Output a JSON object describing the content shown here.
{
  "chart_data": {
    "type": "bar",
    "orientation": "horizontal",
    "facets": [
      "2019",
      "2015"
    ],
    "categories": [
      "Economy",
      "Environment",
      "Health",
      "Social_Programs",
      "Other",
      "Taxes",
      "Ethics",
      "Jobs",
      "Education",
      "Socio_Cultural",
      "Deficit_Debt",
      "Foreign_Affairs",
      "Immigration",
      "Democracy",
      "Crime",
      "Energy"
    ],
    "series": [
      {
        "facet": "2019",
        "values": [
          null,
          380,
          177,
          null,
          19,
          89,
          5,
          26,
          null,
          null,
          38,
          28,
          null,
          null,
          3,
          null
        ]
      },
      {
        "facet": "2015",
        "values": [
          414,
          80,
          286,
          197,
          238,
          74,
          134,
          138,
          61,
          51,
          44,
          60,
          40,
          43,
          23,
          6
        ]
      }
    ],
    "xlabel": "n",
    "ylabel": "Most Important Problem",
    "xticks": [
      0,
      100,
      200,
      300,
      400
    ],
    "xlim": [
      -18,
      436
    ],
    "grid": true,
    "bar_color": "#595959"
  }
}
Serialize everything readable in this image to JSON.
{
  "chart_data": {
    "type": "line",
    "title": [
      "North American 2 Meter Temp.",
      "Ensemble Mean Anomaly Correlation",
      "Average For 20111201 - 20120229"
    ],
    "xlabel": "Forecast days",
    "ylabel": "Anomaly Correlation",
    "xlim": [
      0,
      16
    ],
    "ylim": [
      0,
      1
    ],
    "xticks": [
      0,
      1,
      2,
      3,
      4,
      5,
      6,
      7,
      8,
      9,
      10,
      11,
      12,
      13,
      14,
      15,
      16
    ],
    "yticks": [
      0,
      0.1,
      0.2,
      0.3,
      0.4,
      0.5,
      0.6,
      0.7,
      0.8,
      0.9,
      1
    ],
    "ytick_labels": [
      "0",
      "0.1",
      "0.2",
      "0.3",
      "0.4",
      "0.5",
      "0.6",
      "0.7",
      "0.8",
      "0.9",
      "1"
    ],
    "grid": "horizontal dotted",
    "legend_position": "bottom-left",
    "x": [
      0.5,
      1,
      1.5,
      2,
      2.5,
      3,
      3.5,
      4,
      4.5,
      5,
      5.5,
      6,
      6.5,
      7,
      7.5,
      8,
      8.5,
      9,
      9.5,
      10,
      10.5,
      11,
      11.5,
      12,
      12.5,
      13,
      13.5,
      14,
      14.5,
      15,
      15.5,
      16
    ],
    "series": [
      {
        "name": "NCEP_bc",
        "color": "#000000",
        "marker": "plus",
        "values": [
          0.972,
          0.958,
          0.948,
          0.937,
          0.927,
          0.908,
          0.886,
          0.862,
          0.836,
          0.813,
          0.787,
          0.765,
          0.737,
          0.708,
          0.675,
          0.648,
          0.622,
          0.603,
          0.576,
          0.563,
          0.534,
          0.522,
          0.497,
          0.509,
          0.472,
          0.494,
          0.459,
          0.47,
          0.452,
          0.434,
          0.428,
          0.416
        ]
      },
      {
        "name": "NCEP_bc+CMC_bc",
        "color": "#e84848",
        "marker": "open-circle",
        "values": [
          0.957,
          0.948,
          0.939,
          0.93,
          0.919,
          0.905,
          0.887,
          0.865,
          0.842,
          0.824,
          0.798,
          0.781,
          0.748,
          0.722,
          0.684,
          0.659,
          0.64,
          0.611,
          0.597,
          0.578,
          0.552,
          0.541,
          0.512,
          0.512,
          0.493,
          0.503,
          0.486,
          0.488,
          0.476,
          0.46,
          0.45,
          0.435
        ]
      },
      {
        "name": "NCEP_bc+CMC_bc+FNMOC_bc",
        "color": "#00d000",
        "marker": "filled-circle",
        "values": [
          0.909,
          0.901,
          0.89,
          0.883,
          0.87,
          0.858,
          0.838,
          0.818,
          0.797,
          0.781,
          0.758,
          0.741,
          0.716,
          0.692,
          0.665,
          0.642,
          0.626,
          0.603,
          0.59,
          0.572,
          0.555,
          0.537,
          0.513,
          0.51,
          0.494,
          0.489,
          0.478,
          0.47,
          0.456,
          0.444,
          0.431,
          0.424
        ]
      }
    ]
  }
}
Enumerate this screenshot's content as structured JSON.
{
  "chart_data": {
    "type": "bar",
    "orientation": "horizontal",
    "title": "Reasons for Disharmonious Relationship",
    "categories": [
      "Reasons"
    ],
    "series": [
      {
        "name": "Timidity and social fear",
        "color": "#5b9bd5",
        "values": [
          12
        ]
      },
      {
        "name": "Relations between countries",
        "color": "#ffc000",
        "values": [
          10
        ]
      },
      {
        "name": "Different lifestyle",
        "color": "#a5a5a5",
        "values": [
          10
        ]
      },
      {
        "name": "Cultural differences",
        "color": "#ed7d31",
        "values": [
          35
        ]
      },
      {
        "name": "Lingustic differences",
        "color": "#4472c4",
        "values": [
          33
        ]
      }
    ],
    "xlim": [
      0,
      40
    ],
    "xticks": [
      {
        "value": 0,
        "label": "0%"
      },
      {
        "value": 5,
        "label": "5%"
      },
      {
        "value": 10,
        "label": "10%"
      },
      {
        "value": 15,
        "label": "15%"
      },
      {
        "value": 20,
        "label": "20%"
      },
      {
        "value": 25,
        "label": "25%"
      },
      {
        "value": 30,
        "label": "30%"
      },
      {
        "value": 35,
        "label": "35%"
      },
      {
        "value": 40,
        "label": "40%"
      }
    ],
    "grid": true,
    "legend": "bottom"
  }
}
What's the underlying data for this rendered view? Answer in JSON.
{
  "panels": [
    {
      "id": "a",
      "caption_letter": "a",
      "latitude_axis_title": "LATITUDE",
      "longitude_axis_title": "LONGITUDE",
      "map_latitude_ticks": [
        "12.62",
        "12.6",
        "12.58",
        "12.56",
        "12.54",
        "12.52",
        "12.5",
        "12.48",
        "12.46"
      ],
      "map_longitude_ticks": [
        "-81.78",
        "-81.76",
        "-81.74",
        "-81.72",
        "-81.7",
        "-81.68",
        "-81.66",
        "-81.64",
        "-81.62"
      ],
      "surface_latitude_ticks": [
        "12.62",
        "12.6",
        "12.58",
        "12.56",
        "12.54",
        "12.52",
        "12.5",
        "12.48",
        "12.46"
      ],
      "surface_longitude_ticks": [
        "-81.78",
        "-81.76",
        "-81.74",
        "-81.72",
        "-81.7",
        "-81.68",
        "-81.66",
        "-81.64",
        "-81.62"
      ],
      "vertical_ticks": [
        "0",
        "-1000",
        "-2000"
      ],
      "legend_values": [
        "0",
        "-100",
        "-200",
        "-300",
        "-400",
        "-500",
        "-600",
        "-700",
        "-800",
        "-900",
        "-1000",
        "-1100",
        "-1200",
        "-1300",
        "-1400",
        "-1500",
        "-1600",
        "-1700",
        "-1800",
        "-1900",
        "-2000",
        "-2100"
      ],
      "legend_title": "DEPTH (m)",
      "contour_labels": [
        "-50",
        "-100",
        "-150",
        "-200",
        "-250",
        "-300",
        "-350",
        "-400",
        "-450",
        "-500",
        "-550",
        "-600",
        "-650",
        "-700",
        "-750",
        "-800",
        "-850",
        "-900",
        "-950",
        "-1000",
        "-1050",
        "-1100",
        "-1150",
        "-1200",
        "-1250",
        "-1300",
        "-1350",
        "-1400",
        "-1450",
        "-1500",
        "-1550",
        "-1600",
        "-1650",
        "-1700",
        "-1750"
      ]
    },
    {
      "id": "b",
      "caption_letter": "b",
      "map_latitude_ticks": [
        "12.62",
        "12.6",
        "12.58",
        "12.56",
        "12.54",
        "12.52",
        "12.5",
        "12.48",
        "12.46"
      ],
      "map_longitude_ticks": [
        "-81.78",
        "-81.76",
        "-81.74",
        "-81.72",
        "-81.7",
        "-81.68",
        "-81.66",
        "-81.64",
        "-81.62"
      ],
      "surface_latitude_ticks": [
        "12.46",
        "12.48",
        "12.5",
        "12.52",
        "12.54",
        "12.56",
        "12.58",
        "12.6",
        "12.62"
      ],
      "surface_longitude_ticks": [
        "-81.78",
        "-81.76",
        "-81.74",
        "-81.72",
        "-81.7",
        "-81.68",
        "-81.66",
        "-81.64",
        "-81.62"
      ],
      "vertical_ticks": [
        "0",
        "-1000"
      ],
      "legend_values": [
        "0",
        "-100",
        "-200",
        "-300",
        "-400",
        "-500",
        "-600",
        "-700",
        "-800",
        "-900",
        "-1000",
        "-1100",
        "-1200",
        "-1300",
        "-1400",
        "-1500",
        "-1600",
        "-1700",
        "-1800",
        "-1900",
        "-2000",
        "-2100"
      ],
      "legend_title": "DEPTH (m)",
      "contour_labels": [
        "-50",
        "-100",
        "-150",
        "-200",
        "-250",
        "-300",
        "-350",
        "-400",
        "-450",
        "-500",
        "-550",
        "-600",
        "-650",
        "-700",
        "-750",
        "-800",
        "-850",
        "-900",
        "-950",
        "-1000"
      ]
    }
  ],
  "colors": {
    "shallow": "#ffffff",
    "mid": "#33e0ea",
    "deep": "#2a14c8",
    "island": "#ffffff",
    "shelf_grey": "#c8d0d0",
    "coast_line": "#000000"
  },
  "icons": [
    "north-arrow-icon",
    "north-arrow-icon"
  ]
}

^^^^

- **WHAT YOU SHOULD DO**: Copy out all lines above that include the string "Reasons".

- **COMPLETE RESPONSE**:
    "title": "Reasons for Disharmonious Relationship",
      "Reasons"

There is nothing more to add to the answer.